#### MATERIAL SUPPLIED

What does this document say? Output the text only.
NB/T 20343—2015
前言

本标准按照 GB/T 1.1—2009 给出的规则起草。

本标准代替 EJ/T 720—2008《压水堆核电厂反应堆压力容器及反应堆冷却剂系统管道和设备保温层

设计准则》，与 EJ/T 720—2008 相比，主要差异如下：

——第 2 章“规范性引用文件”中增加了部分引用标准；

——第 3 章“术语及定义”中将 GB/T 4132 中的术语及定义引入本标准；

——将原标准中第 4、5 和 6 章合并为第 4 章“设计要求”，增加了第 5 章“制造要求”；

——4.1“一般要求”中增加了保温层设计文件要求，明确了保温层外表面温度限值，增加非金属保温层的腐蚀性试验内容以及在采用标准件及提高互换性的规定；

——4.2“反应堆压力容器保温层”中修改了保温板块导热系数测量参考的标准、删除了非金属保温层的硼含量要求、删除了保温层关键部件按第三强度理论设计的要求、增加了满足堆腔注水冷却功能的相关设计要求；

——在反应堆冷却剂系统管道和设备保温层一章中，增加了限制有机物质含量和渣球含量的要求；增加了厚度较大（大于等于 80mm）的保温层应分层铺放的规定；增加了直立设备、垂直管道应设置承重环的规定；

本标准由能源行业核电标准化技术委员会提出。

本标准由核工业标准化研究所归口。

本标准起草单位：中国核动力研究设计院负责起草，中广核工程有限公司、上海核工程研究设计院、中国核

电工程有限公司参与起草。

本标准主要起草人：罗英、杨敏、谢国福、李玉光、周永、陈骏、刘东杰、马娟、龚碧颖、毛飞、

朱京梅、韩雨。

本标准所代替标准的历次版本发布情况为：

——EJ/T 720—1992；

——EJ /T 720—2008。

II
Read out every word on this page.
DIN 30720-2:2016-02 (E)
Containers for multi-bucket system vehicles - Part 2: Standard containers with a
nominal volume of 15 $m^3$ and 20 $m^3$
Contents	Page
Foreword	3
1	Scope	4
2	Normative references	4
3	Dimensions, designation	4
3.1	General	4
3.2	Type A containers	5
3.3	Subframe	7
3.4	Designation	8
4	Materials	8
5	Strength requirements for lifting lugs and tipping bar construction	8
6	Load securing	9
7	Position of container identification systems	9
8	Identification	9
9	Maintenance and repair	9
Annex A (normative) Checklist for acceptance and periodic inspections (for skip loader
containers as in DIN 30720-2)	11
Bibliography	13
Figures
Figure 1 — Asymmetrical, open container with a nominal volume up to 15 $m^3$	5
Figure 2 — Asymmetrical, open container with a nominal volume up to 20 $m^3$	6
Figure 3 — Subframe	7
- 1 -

########

[TO DO]
Reproduce each record exactly, leaving nothing out.

[THE REPLY]
What does this document say? Output the text only.
NB/T 20343—2015
前言

本标准按照 GB/T 1.1—2009 给出的规则起草。

本标准代替 EJ/T 720—2008《压水堆核电厂反应堆压力容器及反应堆冷却剂系统管道和设备保温层

设计准则》，与 EJ/T 720—2008 相比，主要差异如下：

——第 2 章“规范性引用文件”中增加了部分引用标准；

——第 3 章“术语及定义”中将 GB/T 4132 中的术语及定义引入本标准；

——将原标准中第 4、5 和 6 章合并为第 4 章“设计要求”，增加了第 5 章“制造要求”；

——4.1“一般要求”中增加了保温层设计文件要求，明确了保温层外表面温度限值，增加非金属保温层的腐蚀性试验内容以及在采用标准件及提高互换性的规定；

——4.2“反应堆压力容器保温层”中修改了保温板块导热系数测量参考的标准、删除了非金属保温层的硼含量要求、删除了保温层关键部件按第三强度理论设计的要求、增加了满足堆腔注水冷却功能的相关设计要求；

——在反应堆冷却剂系统管道和设备保温层一章中，增加了限制有机物质含量和渣球含量的要求；增加了厚度较大（大于等于 80mm）的保温层应分层铺放的规定；增加了直立设备、垂直管道应设置承重环的规定；

本标准由能源行业核电标准化技术委员会提出。

本标准由核工业标准化研究所归口。

本标准起草单位：中国核动力研究设计院负责起草，中广核工程有限公司、上海核工程研究设计院、中国核

电工程有限公司参与起草。

本标准主要起草人：罗英、杨敏、谢国福、李玉光、周永、陈骏、刘东杰、马娟、龚碧颖、毛飞、

朱京梅、韩雨。

本标准所代替标准的历次版本发布情况为：

——EJ/T 720—1992；

——EJ /T 720—2008。

II
Read out every word on this page.
DIN 30720-2:2016-02 (E)
Containers for multi-bucket system vehicles - Part 2: Standard containers with a
nominal volume of 15 $m^3$ and 20 $m^3$
Contents	Page
Foreword	3
1	Scope	4
2	Normative references	4
3	Dimensions, designation	4
3.1	General	4
3.2	Type A containers	5
3.3	Subframe	7
3.4	Designation	8
4	Materials	8
5	Strength requirements for lifting lugs and tipping bar construction	8
6	Load securing	9
7	Position of container identification systems	9
8	Identification	9
9	Maintenance and repair	9
Annex A (normative) Checklist for acceptance and periodic inspections (for skip loader
containers as in DIN 30720-2)	11
Bibliography	13
Figures
Figure 1 — Asymmetrical, open container with a nominal volume up to 15 $m^3$	5
Figure 2 — Asymmetrical, open container with a nominal volume up to 20 $m^3$	6
Figure 3 — Subframe	7
- 1 -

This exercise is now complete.